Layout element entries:
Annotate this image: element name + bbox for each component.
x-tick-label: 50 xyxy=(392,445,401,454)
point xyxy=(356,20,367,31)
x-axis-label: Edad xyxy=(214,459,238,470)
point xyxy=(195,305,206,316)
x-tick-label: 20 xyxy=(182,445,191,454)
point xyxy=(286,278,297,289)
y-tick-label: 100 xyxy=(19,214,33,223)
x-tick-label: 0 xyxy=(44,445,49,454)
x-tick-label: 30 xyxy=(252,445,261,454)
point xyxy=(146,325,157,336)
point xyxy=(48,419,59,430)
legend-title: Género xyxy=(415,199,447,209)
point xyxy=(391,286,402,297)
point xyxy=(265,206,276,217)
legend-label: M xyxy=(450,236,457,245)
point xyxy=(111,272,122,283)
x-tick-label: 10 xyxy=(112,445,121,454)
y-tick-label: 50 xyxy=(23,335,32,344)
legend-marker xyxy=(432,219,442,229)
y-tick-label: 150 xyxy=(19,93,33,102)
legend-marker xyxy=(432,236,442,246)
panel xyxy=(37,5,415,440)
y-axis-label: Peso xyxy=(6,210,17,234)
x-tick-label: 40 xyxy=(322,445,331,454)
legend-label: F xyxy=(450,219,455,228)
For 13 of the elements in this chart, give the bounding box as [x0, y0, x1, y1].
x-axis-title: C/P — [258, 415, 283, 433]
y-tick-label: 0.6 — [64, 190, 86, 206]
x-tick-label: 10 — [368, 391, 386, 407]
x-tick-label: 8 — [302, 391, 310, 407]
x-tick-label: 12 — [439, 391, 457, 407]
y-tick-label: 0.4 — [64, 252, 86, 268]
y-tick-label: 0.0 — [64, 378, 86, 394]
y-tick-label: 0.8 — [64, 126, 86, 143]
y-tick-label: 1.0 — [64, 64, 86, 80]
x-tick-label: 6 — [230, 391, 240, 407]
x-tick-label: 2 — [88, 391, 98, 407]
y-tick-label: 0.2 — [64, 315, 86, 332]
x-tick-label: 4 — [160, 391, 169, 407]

Direction:
Return every one of the items above word for word, with no character changed.

Response:
Annotate this image: element name + bbox for each component.
x-tick-label: 50 xyxy=(392,445,401,454)
point xyxy=(356,20,367,31)
x-axis-label: Edad xyxy=(214,459,238,470)
point xyxy=(195,305,206,316)
x-tick-label: 20 xyxy=(182,445,191,454)
point xyxy=(286,278,297,289)
y-tick-label: 100 xyxy=(19,214,33,223)
x-tick-label: 0 xyxy=(44,445,49,454)
x-tick-label: 30 xyxy=(252,445,261,454)
point xyxy=(146,325,157,336)
point xyxy=(48,419,59,430)
legend-title: Género xyxy=(415,199,447,209)
point xyxy=(391,286,402,297)
point xyxy=(265,206,276,217)
legend-label: M xyxy=(450,236,457,245)
point xyxy=(111,272,122,283)
x-tick-label: 10 xyxy=(112,445,121,454)
y-tick-label: 50 xyxy=(23,335,32,344)
legend-marker xyxy=(432,219,442,229)
y-tick-label: 150 xyxy=(19,93,33,102)
legend-marker xyxy=(432,236,442,246)
panel xyxy=(37,5,415,440)
y-axis-label: Peso xyxy=(6,210,17,234)
x-tick-label: 40 xyxy=(322,445,331,454)
legend-label: F xyxy=(450,219,455,228)
For 13 of the elements in this chart, give the bounding box as [x0, y0, x1, y1].
x-axis-title: C/P — [258, 415, 283, 433]
y-tick-label: 0.6 — [64, 190, 86, 206]
x-tick-label: 10 — [368, 391, 386, 407]
x-tick-label: 8 — [302, 391, 310, 407]
x-tick-label: 12 — [439, 391, 457, 407]
y-tick-label: 0.4 — [64, 252, 86, 268]
y-tick-label: 0.0 — [64, 378, 86, 394]
y-tick-label: 0.8 — [64, 126, 86, 143]
y-tick-label: 1.0 — [64, 64, 86, 80]
x-tick-label: 6 — [230, 391, 240, 407]
x-tick-label: 2 — [88, 391, 98, 407]
y-tick-label: 0.2 — [64, 315, 86, 332]
x-tick-label: 4 — [160, 391, 169, 407]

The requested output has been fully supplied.